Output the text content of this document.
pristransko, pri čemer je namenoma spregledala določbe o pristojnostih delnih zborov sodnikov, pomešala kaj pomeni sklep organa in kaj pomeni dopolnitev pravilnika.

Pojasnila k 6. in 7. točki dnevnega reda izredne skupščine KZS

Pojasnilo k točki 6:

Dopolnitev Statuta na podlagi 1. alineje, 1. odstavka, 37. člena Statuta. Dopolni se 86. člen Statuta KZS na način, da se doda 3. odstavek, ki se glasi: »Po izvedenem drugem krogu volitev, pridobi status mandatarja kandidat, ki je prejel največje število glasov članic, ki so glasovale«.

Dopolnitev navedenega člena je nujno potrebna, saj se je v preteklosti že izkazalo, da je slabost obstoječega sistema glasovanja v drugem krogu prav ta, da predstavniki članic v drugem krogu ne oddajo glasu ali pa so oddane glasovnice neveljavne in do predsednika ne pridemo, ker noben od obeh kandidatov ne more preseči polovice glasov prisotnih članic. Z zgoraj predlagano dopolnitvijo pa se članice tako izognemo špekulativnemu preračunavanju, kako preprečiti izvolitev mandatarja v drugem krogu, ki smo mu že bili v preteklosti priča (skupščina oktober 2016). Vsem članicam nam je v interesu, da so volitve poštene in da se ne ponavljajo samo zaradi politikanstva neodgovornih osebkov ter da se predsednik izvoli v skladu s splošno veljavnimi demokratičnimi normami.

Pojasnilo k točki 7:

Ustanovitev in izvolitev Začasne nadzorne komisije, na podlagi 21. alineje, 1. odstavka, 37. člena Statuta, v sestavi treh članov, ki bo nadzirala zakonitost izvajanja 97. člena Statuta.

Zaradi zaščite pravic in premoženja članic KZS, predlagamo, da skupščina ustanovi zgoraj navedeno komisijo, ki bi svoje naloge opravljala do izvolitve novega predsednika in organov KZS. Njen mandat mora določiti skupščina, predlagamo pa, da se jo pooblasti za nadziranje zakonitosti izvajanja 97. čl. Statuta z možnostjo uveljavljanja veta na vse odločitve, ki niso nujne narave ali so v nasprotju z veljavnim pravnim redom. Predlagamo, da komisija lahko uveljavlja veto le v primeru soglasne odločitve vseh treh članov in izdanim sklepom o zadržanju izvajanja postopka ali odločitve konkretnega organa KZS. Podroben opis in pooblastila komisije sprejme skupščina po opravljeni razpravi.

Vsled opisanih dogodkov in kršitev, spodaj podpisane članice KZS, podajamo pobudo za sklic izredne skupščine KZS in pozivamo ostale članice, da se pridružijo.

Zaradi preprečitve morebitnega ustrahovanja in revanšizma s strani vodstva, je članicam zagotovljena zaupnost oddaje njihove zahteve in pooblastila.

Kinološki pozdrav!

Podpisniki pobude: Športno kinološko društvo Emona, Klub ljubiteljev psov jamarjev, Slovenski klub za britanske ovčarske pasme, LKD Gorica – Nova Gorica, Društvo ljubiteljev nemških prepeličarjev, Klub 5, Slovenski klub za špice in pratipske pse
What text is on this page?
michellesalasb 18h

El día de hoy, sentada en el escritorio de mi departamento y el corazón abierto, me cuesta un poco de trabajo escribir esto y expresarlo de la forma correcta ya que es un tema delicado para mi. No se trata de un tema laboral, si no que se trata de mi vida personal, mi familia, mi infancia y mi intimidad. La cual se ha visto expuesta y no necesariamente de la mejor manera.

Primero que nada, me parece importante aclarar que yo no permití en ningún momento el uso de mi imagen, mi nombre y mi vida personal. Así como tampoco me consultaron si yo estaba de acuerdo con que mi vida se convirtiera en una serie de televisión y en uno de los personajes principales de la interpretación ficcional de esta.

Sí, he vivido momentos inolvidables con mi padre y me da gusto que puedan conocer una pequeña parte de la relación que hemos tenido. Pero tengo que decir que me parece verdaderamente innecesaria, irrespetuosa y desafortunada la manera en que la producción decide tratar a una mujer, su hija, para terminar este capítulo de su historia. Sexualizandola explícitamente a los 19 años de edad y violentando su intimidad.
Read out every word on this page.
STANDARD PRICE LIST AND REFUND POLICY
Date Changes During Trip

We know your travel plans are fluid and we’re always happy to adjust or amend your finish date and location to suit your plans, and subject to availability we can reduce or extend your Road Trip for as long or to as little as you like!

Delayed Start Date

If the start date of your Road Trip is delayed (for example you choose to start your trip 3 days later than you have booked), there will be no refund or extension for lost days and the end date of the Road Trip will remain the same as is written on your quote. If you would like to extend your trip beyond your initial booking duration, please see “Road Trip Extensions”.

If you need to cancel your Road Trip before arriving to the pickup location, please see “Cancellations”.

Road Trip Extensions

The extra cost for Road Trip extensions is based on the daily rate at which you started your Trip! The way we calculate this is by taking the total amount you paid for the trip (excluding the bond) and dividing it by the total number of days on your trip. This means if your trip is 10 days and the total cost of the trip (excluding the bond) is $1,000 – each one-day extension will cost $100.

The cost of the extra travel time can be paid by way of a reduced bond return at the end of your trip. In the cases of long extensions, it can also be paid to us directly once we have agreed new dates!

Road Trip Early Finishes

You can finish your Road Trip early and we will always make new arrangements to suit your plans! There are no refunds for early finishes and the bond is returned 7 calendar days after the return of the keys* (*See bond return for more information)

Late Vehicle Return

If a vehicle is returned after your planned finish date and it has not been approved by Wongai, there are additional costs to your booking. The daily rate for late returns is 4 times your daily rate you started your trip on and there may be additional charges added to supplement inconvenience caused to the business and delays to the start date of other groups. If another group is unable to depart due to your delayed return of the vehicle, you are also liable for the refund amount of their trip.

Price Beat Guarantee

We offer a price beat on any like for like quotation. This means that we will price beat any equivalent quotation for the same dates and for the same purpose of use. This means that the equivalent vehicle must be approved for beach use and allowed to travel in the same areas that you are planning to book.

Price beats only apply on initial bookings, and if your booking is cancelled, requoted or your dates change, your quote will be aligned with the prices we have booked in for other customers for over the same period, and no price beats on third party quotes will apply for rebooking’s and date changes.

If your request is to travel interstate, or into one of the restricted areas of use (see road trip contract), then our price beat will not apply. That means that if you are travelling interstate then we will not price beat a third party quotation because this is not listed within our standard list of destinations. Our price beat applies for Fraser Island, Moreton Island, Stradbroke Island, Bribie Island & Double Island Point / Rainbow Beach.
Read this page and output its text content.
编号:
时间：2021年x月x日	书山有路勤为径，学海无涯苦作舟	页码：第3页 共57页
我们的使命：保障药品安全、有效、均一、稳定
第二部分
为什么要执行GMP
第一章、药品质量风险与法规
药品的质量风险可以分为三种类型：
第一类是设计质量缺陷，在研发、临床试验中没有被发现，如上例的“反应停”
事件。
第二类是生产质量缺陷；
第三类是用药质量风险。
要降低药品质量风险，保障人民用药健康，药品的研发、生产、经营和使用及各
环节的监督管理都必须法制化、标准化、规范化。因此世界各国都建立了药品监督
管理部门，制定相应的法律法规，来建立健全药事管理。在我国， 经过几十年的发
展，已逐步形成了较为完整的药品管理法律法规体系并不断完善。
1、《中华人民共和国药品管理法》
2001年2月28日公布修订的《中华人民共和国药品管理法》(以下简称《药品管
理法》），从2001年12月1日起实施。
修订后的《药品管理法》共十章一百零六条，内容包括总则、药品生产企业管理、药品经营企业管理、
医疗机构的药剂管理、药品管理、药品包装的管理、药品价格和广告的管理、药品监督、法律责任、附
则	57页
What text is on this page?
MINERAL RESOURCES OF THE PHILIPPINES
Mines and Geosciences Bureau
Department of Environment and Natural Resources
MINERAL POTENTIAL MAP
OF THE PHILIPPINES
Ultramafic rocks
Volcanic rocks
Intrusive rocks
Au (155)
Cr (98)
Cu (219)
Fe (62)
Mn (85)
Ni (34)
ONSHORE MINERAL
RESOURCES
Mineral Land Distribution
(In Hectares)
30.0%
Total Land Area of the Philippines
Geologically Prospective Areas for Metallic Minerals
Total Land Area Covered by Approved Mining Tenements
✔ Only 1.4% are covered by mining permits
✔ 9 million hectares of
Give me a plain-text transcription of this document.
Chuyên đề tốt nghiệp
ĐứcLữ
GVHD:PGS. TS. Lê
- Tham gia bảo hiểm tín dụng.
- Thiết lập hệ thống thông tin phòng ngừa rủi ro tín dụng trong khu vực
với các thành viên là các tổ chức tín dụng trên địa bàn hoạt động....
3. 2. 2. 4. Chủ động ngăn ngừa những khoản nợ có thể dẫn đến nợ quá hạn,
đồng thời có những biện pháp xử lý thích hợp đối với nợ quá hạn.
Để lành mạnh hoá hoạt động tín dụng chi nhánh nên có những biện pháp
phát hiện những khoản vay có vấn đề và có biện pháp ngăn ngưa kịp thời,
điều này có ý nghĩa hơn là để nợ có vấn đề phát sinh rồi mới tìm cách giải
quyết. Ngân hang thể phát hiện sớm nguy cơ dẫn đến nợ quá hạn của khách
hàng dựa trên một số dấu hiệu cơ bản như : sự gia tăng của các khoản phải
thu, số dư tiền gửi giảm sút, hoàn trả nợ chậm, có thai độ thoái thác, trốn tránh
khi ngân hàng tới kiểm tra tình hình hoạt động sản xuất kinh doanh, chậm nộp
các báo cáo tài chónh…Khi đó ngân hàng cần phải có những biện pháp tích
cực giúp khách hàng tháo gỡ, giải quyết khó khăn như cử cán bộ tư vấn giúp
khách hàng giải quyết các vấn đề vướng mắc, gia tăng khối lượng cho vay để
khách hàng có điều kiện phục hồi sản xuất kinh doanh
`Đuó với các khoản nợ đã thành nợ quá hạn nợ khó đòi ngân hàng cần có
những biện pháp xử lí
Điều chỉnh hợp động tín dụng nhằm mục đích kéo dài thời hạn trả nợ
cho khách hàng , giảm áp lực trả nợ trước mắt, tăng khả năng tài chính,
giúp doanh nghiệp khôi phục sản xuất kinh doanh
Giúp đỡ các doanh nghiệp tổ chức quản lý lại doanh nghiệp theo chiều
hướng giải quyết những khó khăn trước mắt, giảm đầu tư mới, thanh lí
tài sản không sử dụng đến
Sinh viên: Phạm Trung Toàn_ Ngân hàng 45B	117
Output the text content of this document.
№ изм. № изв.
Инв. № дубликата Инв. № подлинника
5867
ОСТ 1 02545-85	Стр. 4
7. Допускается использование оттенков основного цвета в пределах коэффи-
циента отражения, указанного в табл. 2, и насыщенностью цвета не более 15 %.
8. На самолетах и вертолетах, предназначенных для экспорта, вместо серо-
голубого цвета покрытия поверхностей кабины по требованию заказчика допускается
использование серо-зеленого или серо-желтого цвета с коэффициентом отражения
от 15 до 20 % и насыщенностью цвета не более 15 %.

PROBLEM STATEMENT → Of the lines above, how many hold the word "ngừa"? Say the number alone.

FULL ANSWER → 2